• Aim: Look through the lines below and state how many hold the word "Рода". Write only the number.
==================================================
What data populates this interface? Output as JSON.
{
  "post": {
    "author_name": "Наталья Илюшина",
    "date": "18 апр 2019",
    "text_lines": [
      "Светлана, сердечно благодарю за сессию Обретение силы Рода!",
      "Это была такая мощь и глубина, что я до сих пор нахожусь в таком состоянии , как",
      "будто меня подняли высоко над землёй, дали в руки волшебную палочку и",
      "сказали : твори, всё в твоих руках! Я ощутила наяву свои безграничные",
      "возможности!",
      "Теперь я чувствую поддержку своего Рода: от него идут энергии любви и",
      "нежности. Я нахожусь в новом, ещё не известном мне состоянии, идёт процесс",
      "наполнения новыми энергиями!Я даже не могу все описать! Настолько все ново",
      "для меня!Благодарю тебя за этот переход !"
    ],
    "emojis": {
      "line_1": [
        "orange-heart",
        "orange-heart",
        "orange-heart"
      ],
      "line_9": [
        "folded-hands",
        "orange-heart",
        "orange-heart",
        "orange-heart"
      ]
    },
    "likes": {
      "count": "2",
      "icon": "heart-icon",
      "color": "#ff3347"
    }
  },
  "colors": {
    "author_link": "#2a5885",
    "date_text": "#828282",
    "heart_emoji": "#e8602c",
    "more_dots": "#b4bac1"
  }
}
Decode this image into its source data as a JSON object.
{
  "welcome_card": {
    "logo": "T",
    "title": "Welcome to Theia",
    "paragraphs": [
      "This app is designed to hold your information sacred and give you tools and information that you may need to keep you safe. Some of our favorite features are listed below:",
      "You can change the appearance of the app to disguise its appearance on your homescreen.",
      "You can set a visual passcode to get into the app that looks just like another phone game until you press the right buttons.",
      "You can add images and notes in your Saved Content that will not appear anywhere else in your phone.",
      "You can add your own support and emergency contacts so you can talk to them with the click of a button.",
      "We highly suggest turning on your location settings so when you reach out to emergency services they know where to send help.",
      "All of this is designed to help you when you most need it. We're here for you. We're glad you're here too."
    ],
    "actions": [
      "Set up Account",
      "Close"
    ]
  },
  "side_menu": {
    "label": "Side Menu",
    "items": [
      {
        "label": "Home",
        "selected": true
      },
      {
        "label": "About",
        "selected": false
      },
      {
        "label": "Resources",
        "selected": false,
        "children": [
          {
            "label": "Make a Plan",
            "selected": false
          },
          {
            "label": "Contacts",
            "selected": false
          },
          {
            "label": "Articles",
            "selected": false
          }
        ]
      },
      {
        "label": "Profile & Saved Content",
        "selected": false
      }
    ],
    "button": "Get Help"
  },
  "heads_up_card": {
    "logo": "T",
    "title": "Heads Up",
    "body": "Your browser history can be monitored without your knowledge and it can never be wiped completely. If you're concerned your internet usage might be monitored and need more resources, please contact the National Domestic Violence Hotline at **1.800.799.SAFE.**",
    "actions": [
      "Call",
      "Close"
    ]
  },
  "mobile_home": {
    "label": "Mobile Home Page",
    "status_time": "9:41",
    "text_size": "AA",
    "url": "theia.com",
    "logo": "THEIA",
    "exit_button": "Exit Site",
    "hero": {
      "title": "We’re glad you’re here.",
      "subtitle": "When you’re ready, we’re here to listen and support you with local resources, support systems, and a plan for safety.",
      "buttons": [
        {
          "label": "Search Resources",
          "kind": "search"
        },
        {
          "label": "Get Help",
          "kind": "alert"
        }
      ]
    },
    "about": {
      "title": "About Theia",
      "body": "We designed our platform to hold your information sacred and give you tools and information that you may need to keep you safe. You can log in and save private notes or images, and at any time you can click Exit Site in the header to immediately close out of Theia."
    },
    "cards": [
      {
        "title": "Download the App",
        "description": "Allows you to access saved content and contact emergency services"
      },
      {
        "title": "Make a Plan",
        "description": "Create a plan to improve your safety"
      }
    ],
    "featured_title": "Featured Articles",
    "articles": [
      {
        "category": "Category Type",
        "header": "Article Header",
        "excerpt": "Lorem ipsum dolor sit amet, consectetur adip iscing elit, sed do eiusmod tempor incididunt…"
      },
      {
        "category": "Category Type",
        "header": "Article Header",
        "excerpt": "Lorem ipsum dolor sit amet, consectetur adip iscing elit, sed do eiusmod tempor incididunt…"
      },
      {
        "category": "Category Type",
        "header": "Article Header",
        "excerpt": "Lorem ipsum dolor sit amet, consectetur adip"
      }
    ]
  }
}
==================================================
• Finished exercise: 2